• [Given task]: Locate each line with the string "código" in the listing below and copy it.
Input records start
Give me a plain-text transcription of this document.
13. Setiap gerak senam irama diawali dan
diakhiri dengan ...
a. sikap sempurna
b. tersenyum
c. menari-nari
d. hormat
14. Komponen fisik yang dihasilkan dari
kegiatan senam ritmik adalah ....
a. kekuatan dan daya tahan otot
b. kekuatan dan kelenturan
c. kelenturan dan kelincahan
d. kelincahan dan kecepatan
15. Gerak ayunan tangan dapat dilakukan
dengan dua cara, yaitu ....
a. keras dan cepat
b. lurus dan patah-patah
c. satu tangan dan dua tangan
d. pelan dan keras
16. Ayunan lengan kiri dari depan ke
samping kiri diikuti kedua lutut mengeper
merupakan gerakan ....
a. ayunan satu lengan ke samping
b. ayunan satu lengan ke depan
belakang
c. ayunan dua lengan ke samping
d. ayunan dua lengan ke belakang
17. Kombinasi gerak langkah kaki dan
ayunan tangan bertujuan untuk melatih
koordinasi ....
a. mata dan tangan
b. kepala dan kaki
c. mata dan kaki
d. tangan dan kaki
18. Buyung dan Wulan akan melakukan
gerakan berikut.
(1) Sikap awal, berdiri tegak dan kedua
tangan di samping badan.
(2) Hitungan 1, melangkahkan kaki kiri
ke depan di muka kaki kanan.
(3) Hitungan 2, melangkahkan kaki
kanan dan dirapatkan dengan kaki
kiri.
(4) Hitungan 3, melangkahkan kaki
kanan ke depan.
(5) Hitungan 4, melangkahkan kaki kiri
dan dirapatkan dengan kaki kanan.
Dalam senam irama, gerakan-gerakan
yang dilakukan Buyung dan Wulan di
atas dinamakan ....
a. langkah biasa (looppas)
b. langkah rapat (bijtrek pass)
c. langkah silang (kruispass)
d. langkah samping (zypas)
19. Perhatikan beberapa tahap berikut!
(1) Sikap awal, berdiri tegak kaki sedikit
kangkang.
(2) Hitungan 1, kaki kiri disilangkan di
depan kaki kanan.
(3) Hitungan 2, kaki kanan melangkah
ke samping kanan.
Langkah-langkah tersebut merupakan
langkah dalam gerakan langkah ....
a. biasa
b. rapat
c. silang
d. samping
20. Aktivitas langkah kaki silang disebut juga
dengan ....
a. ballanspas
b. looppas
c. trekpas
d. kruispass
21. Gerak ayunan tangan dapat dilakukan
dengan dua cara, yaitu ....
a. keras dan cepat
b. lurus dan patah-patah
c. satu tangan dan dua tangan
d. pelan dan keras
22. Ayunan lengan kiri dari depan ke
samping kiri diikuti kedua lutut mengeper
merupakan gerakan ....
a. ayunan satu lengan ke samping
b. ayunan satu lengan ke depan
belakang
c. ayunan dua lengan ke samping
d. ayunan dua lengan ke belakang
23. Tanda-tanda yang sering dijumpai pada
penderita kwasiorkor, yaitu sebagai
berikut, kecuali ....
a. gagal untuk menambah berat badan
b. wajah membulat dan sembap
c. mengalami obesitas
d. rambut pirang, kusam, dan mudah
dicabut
Input records end
Input records start
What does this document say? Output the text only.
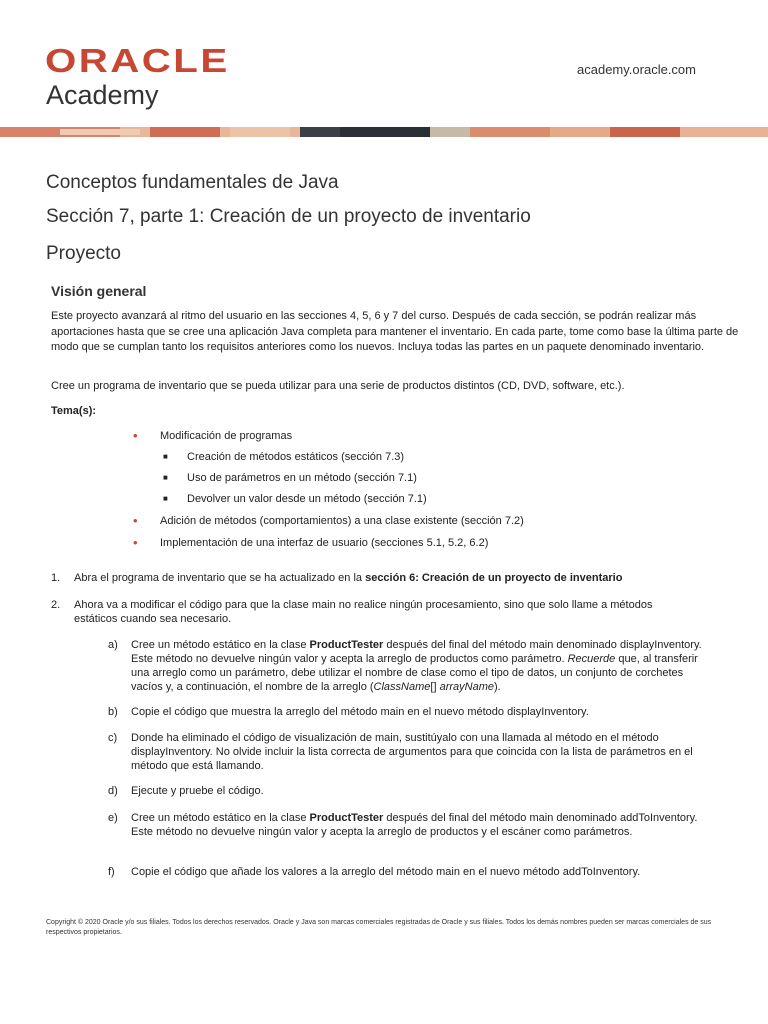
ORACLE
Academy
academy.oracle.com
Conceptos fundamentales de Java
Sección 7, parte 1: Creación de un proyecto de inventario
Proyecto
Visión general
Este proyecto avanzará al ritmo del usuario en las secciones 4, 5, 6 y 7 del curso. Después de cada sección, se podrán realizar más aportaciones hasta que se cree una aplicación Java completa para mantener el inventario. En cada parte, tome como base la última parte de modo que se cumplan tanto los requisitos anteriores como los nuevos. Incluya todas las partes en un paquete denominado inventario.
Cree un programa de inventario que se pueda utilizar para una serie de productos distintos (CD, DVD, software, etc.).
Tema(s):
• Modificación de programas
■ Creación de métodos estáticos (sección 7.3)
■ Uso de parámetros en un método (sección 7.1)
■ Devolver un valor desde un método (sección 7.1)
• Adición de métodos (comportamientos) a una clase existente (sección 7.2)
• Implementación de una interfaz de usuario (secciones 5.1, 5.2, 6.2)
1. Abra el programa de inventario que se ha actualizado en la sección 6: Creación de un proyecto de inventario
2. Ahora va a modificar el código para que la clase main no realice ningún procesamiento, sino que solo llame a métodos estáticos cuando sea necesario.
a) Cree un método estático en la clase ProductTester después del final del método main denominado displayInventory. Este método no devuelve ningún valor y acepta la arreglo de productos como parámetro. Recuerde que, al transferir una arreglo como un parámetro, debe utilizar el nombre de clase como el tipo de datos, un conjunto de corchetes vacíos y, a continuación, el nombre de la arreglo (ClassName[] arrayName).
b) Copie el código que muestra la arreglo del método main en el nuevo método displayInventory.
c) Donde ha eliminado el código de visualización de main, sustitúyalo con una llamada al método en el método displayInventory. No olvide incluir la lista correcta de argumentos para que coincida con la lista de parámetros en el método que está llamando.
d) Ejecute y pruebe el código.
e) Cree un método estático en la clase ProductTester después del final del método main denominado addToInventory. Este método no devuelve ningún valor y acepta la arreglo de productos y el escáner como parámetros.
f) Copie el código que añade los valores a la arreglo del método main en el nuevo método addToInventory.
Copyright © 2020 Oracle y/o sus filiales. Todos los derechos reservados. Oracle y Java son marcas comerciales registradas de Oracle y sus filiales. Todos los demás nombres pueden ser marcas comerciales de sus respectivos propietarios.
Input records end
• [Completed exercise]:
2. Ahora va a modificar el código para que la clase main no realice ningún procesamiento, sino que solo llame a métodos estáticos cuando sea necesario.
b) Copie el código que muestra la arreglo del método main en el nuevo método displayInventory.
c) Donde ha eliminado el código de visualización de main, sustitúyalo con una llamada al método en el método displayInventory. No olvide incluir la lista correcta de argumentos para que coincida con la lista de parámetros en el método que está llamando.
d) Ejecute y pruebe el código.
f) Copie el código que añade los valores a la arreglo del método main en el nuevo método addToInventory.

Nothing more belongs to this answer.